*Job*. Repeat every one of the following rows word for word, keeping each line the same as it appears.

[Layout element annotations]
################
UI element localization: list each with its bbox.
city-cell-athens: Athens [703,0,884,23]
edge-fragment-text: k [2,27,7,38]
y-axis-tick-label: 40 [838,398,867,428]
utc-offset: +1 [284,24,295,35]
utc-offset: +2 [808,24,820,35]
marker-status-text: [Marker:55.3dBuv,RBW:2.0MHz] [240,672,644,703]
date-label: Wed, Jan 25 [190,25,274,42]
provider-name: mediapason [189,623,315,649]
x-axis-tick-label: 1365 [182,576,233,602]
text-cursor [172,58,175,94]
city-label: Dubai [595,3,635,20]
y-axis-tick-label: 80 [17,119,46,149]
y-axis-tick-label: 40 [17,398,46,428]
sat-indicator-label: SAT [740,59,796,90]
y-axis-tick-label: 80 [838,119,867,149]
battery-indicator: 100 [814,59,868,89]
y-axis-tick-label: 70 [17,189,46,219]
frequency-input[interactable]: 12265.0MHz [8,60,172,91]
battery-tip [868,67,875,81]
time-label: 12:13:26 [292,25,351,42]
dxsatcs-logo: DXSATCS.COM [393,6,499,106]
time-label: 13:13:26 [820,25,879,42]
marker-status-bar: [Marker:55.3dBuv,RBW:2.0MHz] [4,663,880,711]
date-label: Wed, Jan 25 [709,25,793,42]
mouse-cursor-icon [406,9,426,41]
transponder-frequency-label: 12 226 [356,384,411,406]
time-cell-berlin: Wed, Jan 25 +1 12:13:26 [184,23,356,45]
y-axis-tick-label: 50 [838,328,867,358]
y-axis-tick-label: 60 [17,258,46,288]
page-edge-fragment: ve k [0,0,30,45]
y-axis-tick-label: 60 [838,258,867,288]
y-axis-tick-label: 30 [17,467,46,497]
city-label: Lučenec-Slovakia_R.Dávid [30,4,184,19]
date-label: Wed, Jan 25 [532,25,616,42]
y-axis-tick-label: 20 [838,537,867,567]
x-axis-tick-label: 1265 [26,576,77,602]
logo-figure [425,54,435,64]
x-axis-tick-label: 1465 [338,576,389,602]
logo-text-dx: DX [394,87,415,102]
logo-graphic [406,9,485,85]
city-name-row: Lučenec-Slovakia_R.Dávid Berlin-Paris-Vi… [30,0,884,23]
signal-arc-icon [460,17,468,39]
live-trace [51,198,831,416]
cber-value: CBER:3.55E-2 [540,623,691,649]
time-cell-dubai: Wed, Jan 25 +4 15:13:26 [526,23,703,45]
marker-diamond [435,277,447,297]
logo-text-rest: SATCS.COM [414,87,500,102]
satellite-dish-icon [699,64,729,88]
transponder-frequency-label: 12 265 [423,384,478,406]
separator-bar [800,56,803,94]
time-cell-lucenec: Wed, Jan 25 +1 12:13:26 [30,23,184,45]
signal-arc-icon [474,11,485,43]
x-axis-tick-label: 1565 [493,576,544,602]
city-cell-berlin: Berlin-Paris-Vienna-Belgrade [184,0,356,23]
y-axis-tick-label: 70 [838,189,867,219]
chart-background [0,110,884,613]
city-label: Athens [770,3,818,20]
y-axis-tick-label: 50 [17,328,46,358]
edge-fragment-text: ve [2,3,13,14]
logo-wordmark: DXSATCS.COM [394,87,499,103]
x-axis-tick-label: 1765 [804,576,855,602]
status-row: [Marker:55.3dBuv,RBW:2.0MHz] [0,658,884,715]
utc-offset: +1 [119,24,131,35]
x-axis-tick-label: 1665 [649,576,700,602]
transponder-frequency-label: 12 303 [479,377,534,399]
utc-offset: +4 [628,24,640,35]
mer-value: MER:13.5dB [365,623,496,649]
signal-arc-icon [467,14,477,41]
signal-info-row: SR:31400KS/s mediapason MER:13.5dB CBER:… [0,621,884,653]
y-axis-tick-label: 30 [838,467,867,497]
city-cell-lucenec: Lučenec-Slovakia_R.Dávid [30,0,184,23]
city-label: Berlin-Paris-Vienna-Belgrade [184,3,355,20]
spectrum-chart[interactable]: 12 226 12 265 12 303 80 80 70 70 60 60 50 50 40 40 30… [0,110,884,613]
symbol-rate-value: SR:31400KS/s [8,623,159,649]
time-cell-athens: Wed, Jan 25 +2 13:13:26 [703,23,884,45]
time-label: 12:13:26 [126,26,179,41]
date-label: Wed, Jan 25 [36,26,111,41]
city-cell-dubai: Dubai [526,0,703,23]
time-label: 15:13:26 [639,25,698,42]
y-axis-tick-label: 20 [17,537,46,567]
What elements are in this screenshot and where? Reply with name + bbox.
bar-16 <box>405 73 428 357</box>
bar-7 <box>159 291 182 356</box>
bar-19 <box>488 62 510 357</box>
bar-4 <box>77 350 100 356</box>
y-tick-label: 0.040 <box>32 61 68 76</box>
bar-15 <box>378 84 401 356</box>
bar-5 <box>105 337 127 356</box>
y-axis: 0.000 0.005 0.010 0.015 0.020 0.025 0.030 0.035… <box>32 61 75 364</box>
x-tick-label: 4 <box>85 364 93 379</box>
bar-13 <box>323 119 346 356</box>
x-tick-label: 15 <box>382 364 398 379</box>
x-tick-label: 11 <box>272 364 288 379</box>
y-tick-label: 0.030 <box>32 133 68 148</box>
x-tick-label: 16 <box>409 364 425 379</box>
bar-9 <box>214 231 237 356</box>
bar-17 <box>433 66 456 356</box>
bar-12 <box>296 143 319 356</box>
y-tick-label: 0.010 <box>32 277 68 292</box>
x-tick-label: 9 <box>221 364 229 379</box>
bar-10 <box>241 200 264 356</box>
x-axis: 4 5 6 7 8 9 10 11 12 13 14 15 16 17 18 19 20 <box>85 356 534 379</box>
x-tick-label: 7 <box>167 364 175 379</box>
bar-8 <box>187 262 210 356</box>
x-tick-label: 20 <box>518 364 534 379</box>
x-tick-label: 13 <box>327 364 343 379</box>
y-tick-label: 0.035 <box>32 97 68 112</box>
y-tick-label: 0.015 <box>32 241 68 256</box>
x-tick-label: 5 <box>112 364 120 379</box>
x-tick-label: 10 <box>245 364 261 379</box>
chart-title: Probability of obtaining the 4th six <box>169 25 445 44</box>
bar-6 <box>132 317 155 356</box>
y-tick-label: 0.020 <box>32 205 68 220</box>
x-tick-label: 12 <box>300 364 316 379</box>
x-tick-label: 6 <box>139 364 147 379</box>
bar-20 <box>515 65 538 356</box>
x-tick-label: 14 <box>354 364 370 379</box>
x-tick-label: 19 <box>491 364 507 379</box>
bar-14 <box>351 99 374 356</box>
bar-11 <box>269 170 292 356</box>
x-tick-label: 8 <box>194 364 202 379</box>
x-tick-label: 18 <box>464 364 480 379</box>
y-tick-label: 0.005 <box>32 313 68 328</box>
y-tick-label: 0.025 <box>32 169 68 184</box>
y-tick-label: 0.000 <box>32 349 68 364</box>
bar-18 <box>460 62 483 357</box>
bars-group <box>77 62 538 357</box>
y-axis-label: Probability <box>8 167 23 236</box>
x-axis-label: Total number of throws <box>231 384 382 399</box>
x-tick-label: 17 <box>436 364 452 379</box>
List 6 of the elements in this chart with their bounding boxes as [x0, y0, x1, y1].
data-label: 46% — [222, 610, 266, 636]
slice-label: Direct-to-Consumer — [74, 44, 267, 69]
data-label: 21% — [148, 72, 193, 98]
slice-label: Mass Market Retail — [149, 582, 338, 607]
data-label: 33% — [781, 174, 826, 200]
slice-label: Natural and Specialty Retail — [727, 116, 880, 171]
################
*Response to the exercise*.
UI element localization: list each with its bbox.
city-cell-athens: Athens [703,0,884,23]
edge-fragment-text: k [2,27,7,38]
y-axis-tick-label: 40 [838,398,867,428]
utc-offset: +1 [284,24,295,35]
utc-offset: +2 [808,24,820,35]
marker-status-text: [Marker:55.3dBuv,RBW:2.0MHz] [240,672,644,703]
date-label: Wed, Jan 25 [190,25,274,42]
provider-name: mediapason [189,623,315,649]
x-axis-tick-label: 1365 [182,576,233,602]
text-cursor [172,58,175,94]
city-label: Dubai [595,3,635,20]
y-axis-tick-label: 80 [17,119,46,149]
y-axis-tick-label: 40 [17,398,46,428]
sat-indicator-label: SAT [740,59,796,90]
y-axis-tick-label: 80 [838,119,867,149]
battery-indicator: 100 [814,59,868,89]
y-axis-tick-label: 70 [17,189,46,219]
frequency-input[interactable]: 12265.0MHz [8,60,172,91]
battery-tip [868,67,875,81]
time-label: 12:13:26 [292,25,351,42]
dxsatcs-logo: DXSATCS.COM [393,6,499,106]
time-label: 13:13:26 [820,25,879,42]
marker-status-bar: [Marker:55.3dBuv,RBW:2.0MHz] [4,663,880,711]
date-label: Wed, Jan 25 [709,25,793,42]
mouse-cursor-icon [406,9,426,41]
transponder-frequency-label: 12 226 [356,384,411,406]
time-cell-berlin: Wed, Jan 25 +1 12:13:26 [184,23,356,45]
y-axis-tick-label: 50 [838,328,867,358]
y-axis-tick-label: 60 [17,258,46,288]
page-edge-fragment: ve k [0,0,30,45]
y-axis-tick-label: 60 [838,258,867,288]
y-axis-tick-label: 30 [17,467,46,497]
city-label: Lučenec-Slovakia_R.Dávid [30,4,184,19]
date-label: Wed, Jan 25 [532,25,616,42]
y-axis-tick-label: 20 [838,537,867,567]
x-axis-tick-label: 1265 [26,576,77,602]
logo-figure [425,54,435,64]
x-axis-tick-label: 1465 [338,576,389,602]
logo-text-dx: DX [394,87,415,102]
logo-graphic [406,9,485,85]
city-name-row: Lučenec-Slovakia_R.Dávid Berlin-Paris-Vi… [30,0,884,23]
signal-arc-icon [460,17,468,39]
live-trace [51,198,831,416]
cber-value: CBER:3.55E-2 [540,623,691,649]
time-cell-dubai: Wed, Jan 25 +4 15:13:26 [526,23,703,45]
marker-diamond [435,277,447,297]
logo-text-rest: SATCS.COM [414,87,500,102]
satellite-dish-icon [699,64,729,88]
transponder-frequency-label: 12 265 [423,384,478,406]
separator-bar [800,56,803,94]
time-cell-lucenec: Wed, Jan 25 +1 12:13:26 [30,23,184,45]
signal-arc-icon [474,11,485,43]
x-axis-tick-label: 1565 [493,576,544,602]
city-cell-berlin: Berlin-Paris-Vienna-Belgrade [184,0,356,23]
y-axis-tick-label: 70 [838,189,867,219]
chart-background [0,110,884,613]
city-label: Athens [770,3,818,20]
y-axis-tick-label: 50 [17,328,46,358]
edge-fragment-text: ve [2,3,13,14]
logo-wordmark: DXSATCS.COM [394,87,499,103]
x-axis-tick-label: 1765 [804,576,855,602]
status-row: [Marker:55.3dBuv,RBW:2.0MHz] [0,658,884,715]
utc-offset: +1 [119,24,131,35]
x-axis-tick-label: 1665 [649,576,700,602]
transponder-frequency-label: 12 303 [479,377,534,399]
utc-offset: +4 [628,24,640,35]
mer-value: MER:13.5dB [365,623,496,649]
signal-arc-icon [467,14,477,41]
signal-info-row: SR:31400KS/s mediapason MER:13.5dB CBER:… [0,621,884,653]
y-axis-tick-label: 30 [838,467,867,497]
city-cell-lucenec: Lučenec-Slovakia_R.Dávid [30,0,184,23]
city-label: Berlin-Paris-Vienna-Belgrade [184,3,355,20]
spectrum-chart[interactable]: 12 226 12 265 12 303 80 80 70 70 60 60 50 50 40 40 30… [0,110,884,613]
symbol-rate-value: SR:31400KS/s [8,623,159,649]
time-cell-athens: Wed, Jan 25 +2 13:13:26 [703,23,884,45]
time-label: 12:13:26 [126,26,179,41]
date-label: Wed, Jan 25 [36,26,111,41]
city-cell-dubai: Dubai [526,0,703,23]
time-label: 15:13:26 [639,25,698,42]
y-axis-tick-label: 20 [17,537,46,567]
What elements are in this screenshot and where? Reply with name + bbox.
bar-16 <box>405 73 428 357</box>
bar-7 <box>159 291 182 356</box>
bar-19 <box>488 62 510 357</box>
bar-4 <box>77 350 100 356</box>
y-tick-label: 0.040 <box>32 61 68 76</box>
bar-15 <box>378 84 401 356</box>
bar-5 <box>105 337 127 356</box>
y-axis: 0.000 0.005 0.010 0.015 0.020 0.025 0.030 0.035… <box>32 61 75 364</box>
x-tick-label: 4 <box>85 364 93 379</box>
bar-13 <box>323 119 346 356</box>
x-tick-label: 15 <box>382 364 398 379</box>
x-tick-label: 11 <box>272 364 288 379</box>
y-tick-label: 0.030 <box>32 133 68 148</box>
x-tick-label: 16 <box>409 364 425 379</box>
bar-9 <box>214 231 237 356</box>
bar-17 <box>433 66 456 356</box>
bar-12 <box>296 143 319 356</box>
y-tick-label: 0.010 <box>32 277 68 292</box>
x-tick-label: 9 <box>221 364 229 379</box>
bar-10 <box>241 200 264 356</box>
x-axis: 4 5 6 7 8 9 10 11 12 13 14 15 16 17 18 19 20 <box>85 356 534 379</box>
x-tick-label: 7 <box>167 364 175 379</box>
bar-8 <box>187 262 210 356</box>
x-tick-label: 20 <box>518 364 534 379</box>
x-tick-label: 13 <box>327 364 343 379</box>
y-tick-label: 0.035 <box>32 97 68 112</box>
y-tick-label: 0.015 <box>32 241 68 256</box>
x-tick-label: 5 <box>112 364 120 379</box>
x-tick-label: 10 <box>245 364 261 379</box>
chart-title: Probability of obtaining the 4th six <box>169 25 445 44</box>
bar-6 <box>132 317 155 356</box>
y-tick-label: 0.020 <box>32 205 68 220</box>
x-tick-label: 12 <box>300 364 316 379</box>
x-tick-label: 6 <box>139 364 147 379</box>
bar-20 <box>515 65 538 356</box>
x-tick-label: 14 <box>354 364 370 379</box>
x-tick-label: 19 <box>491 364 507 379</box>
bar-14 <box>351 99 374 356</box>
bar-11 <box>269 170 292 356</box>
x-tick-label: 8 <box>194 364 202 379</box>
x-tick-label: 18 <box>464 364 480 379</box>
y-tick-label: 0.005 <box>32 313 68 328</box>
y-tick-label: 0.025 <box>32 169 68 184</box>
y-tick-label: 0.000 <box>32 349 68 364</box>
bar-18 <box>460 62 483 357</box>
bars-group <box>77 62 538 357</box>
y-axis-label: Probability <box>8 167 23 236</box>
x-axis-label: Total number of throws <box>231 384 382 399</box>
x-tick-label: 17 <box>436 364 452 379</box>
List 6 of the elements in this chart with their bounding boxes as [x0, y0, x1, y1].
data-label: 46% — [222, 610, 266, 636]
slice-label: Direct-to-Consumer — [74, 44, 267, 69]
data-label: 21% — [148, 72, 193, 98]
slice-label: Mass Market Retail — [149, 582, 338, 607]
data-label: 33% — [781, 174, 826, 200]
slice-label: Natural and Specialty Retail — [727, 116, 880, 171]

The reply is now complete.